To do — Write the listing below out again exactly, dropping the images.

Data in this exercise —

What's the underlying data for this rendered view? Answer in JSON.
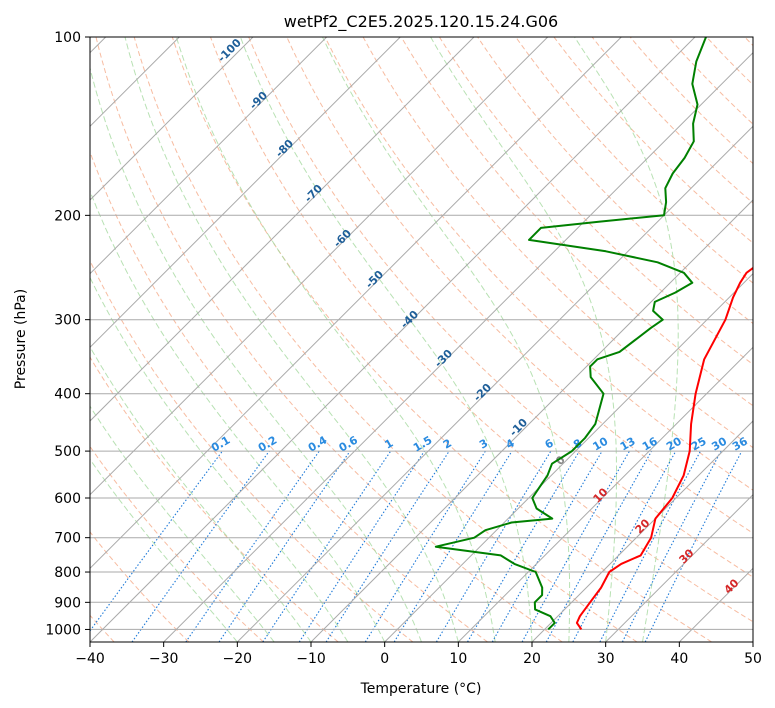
{
  "chart_data": {
    "type": "line",
    "title": "wetPf2_C2E5.2025.120.15.24.G06",
    "xlabel": "Temperature (°C)",
    "ylabel": "Pressure (hPa)",
    "xlim": [
      -40,
      50
    ],
    "ylim": [
      1050,
      100
    ],
    "y_scale": "log",
    "grid": true,
    "x_ticks": [
      "−40",
      "−30",
      "−20",
      "−10",
      "0",
      "10",
      "20",
      "30",
      "40",
      "50"
    ],
    "x_tick_values": [
      -40,
      -30,
      -20,
      -10,
      0,
      10,
      20,
      30,
      40,
      50
    ],
    "y_ticks": [
      "100",
      "200",
      "300",
      "400",
      "500",
      "600",
      "700",
      "800",
      "900",
      "1000"
    ],
    "y_tick_values": [
      100,
      200,
      300,
      400,
      500,
      600,
      700,
      800,
      900,
      1000
    ],
    "series": [
      {
        "role": "temperature",
        "color": "#ff0000",
        "points": [
          [
            1000,
            25.0
          ],
          [
            975,
            23.5
          ],
          [
            950,
            23.0
          ],
          [
            900,
            22.5
          ],
          [
            850,
            22.0
          ],
          [
            800,
            21.0
          ],
          [
            775,
            21.5
          ],
          [
            750,
            23.0
          ],
          [
            700,
            22.0
          ],
          [
            650,
            20.0
          ],
          [
            600,
            19.5
          ],
          [
            550,
            18.0
          ],
          [
            500,
            15.5
          ],
          [
            450,
            12.0
          ],
          [
            400,
            8.5
          ],
          [
            350,
            5.0
          ],
          [
            300,
            2.5
          ],
          [
            275,
            0.5
          ],
          [
            260,
            -0.5
          ],
          [
            250,
            -1.0
          ],
          [
            240,
            -0.5
          ],
          [
            225,
            1.0
          ],
          [
            210,
            2.5
          ],
          [
            200,
            3.0
          ],
          [
            180,
            4.0
          ],
          [
            160,
            5.0
          ],
          [
            150,
            4.5
          ],
          [
            130,
            4.5
          ],
          [
            110,
            5.5
          ],
          [
            100,
            6.5
          ]
        ]
      },
      {
        "role": "dewpoint",
        "color": "#008000",
        "points": [
          [
            1000,
            20.5
          ],
          [
            975,
            20.5
          ],
          [
            950,
            19.0
          ],
          [
            925,
            16.0
          ],
          [
            900,
            15.0
          ],
          [
            875,
            15.0
          ],
          [
            850,
            14.0
          ],
          [
            800,
            11.0
          ],
          [
            775,
            7.0
          ],
          [
            750,
            4.0
          ],
          [
            725,
            -6.0
          ],
          [
            700,
            -2.0
          ],
          [
            680,
            -1.5
          ],
          [
            660,
            1.0
          ],
          [
            650,
            6.0
          ],
          [
            625,
            2.5
          ],
          [
            600,
            0.5
          ],
          [
            575,
            0.0
          ],
          [
            550,
            -0.5
          ],
          [
            525,
            -1.5
          ],
          [
            500,
            -0.5
          ],
          [
            475,
            -0.5
          ],
          [
            450,
            -1.0
          ],
          [
            400,
            -4.0
          ],
          [
            375,
            -8.0
          ],
          [
            360,
            -9.5
          ],
          [
            350,
            -9.5
          ],
          [
            340,
            -7.5
          ],
          [
            310,
            -6.5
          ],
          [
            300,
            -6.0
          ],
          [
            290,
            -8.5
          ],
          [
            280,
            -9.5
          ],
          [
            270,
            -8.0
          ],
          [
            260,
            -7.0
          ],
          [
            250,
            -9.5
          ],
          [
            240,
            -14.5
          ],
          [
            230,
            -23.0
          ],
          [
            220,
            -35.0
          ],
          [
            210,
            -35.0
          ],
          [
            205,
            -28.0
          ],
          [
            200,
            -20.0
          ],
          [
            190,
            -21.5
          ],
          [
            180,
            -23.5
          ],
          [
            170,
            -24.5
          ],
          [
            160,
            -25.0
          ],
          [
            150,
            -26.0
          ],
          [
            140,
            -28.5
          ],
          [
            130,
            -30.5
          ],
          [
            120,
            -34.0
          ],
          [
            110,
            -36.5
          ],
          [
            100,
            -38.5
          ]
        ]
      }
    ],
    "dry_adiabat_labels": [
      "-100",
      "-90",
      "-80",
      "-70",
      "-60",
      "-50",
      "-40",
      "-30",
      "-20",
      "-10",
      "0",
      "10",
      "20",
      "30",
      "40"
    ],
    "dry_adiabat_label_values": [
      -100,
      -90,
      -80,
      -70,
      -60,
      -50,
      -40,
      -30,
      -20,
      -10,
      0,
      10,
      20,
      30,
      40
    ],
    "mixing_ratio_labels": [
      "0.1",
      "0.2",
      "0.4",
      "0.6",
      "1",
      "1.5",
      "2",
      "3",
      "4",
      "6",
      "8",
      "10",
      "13",
      "16",
      "20",
      "25",
      "30",
      "36"
    ],
    "mixing_ratio_values": [
      0.1,
      0.2,
      0.4,
      0.6,
      1,
      1.5,
      2,
      3,
      4,
      6,
      8,
      10,
      13,
      16,
      20,
      25,
      30,
      36
    ],
    "colors": {
      "temperature": "#ff0000",
      "dewpoint": "#008000",
      "isotherm": "#aaaaaa",
      "isobar": "#aaaaaa",
      "dry_adiabat": "#f4a582",
      "moist_adiabat": "#a6d9a0",
      "mixing_ratio": "#1f7ad8",
      "label_dark_blue": "#1f5f99",
      "label_light_blue": "#2a8be0",
      "label_red": "#d62728",
      "label_gray": "#888888"
    }
  }
}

Written response —
What's the underlying data for this rendered view? Answer in JSON.
{
  "chart_data": {
    "type": "line",
    "title": "wetPf2_C2E5.2025.120.15.24.G06",
    "xlabel": "Temperature (°C)",
    "ylabel": "Pressure (hPa)",
    "xlim": [
      -40,
      50
    ],
    "ylim": [
      1050,
      100
    ],
    "y_scale": "log",
    "grid": true,
    "x_ticks": [
      "−40",
      "−30",
      "−20",
      "−10",
      "0",
      "10",
      "20",
      "30",
      "40",
      "50"
    ],
    "x_tick_values": [
      -40,
      -30,
      -20,
      -10,
      0,
      10,
      20,
      30,
      40,
      50
    ],
    "y_ticks": [
      "100",
      "200",
      "300",
      "400",
      "500",
      "600",
      "700",
      "800",
      "900",
      "1000"
    ],
    "y_tick_values": [
      100,
      200,
      300,
      400,
      500,
      600,
      700,
      800,
      900,
      1000
    ],
    "series": [
      {
        "role": "temperature",
        "color": "#ff0000",
        "points": [
          [
            1000,
            25.0
          ],
          [
            975,
            23.5
          ],
          [
            950,
            23.0
          ],
          [
            900,
            22.5
          ],
          [
            850,
            22.0
          ],
          [
            800,
            21.0
          ],
          [
            775,
            21.5
          ],
          [
            750,
            23.0
          ],
          [
            700,
            22.0
          ],
          [
            650,
            20.0
          ],
          [
            600,
            19.5
          ],
          [
            550,
            18.0
          ],
          [
            500,
            15.5
          ],
          [
            450,
            12.0
          ],
          [
            400,
            8.5
          ],
          [
            350,
            5.0
          ],
          [
            300,
            2.5
          ],
          [
            275,
            0.5
          ],
          [
            260,
            -0.5
          ],
          [
            250,
            -1.0
          ],
          [
            240,
            -0.5
          ],
          [
            225,
            1.0
          ],
          [
            210,
            2.5
          ],
          [
            200,
            3.0
          ],
          [
            180,
            4.0
          ],
          [
            160,
            5.0
          ],
          [
            150,
            4.5
          ],
          [
            130,
            4.5
          ],
          [
            110,
            5.5
          ],
          [
            100,
            6.5
          ]
        ]
      },
      {
        "role": "dewpoint",
        "color": "#008000",
        "points": [
          [
            1000,
            20.5
          ],
          [
            975,
            20.5
          ],
          [
            950,
            19.0
          ],
          [
            925,
            16.0
          ],
          [
            900,
            15.0
          ],
          [
            875,
            15.0
          ],
          [
            850,
            14.0
          ],
          [
            800,
            11.0
          ],
          [
            775,
            7.0
          ],
          [
            750,
            4.0
          ],
          [
            725,
            -6.0
          ],
          [
            700,
            -2.0
          ],
          [
            680,
            -1.5
          ],
          [
            660,
            1.0
          ],
          [
            650,
            6.0
          ],
          [
            625,
            2.5
          ],
          [
            600,
            0.5
          ],
          [
            575,
            0.0
          ],
          [
            550,
            -0.5
          ],
          [
            525,
            -1.5
          ],
          [
            500,
            -0.5
          ],
          [
            475,
            -0.5
          ],
          [
            450,
            -1.0
          ],
          [
            400,
            -4.0
          ],
          [
            375,
            -8.0
          ],
          [
            360,
            -9.5
          ],
          [
            350,
            -9.5
          ],
          [
            340,
            -7.5
          ],
          [
            310,
            -6.5
          ],
          [
            300,
            -6.0
          ],
          [
            290,
            -8.5
          ],
          [
            280,
            -9.5
          ],
          [
            270,
            -8.0
          ],
          [
            260,
            -7.0
          ],
          [
            250,
            -9.5
          ],
          [
            240,
            -14.5
          ],
          [
            230,
            -23.0
          ],
          [
            220,
            -35.0
          ],
          [
            210,
            -35.0
          ],
          [
            205,
            -28.0
          ],
          [
            200,
            -20.0
          ],
          [
            190,
            -21.5
          ],
          [
            180,
            -23.5
          ],
          [
            170,
            -24.5
          ],
          [
            160,
            -25.0
          ],
          [
            150,
            -26.0
          ],
          [
            140,
            -28.5
          ],
          [
            130,
            -30.5
          ],
          [
            120,
            -34.0
          ],
          [
            110,
            -36.5
          ],
          [
            100,
            -38.5
          ]
        ]
      }
    ],
    "dry_adiabat_labels": [
      "-100",
      "-90",
      "-80",
      "-70",
      "-60",
      "-50",
      "-40",
      "-30",
      "-20",
      "-10",
      "0",
      "10",
      "20",
      "30",
      "40"
    ],
    "dry_adiabat_label_values": [
      -100,
      -90,
      -80,
      -70,
      -60,
      -50,
      -40,
      -30,
      -20,
      -10,
      0,
      10,
      20,
      30,
      40
    ],
    "mixing_ratio_labels": [
      "0.1",
      "0.2",
      "0.4",
      "0.6",
      "1",
      "1.5",
      "2",
      "3",
      "4",
      "6",
      "8",
      "10",
      "13",
      "16",
      "20",
      "25",
      "30",
      "36"
    ],
    "mixing_ratio_values": [
      0.1,
      0.2,
      0.4,
      0.6,
      1,
      1.5,
      2,
      3,
      4,
      6,
      8,
      10,
      13,
      16,
      20,
      25,
      30,
      36
    ],
    "colors": {
      "temperature": "#ff0000",
      "dewpoint": "#008000",
      "isotherm": "#aaaaaa",
      "isobar": "#aaaaaa",
      "dry_adiabat": "#f4a582",
      "moist_adiabat": "#a6d9a0",
      "mixing_ratio": "#1f7ad8",
      "label_dark_blue": "#1f5f99",
      "label_light_blue": "#2a8be0",
      "label_red": "#d62728",
      "label_gray": "#888888"
    }
  }
}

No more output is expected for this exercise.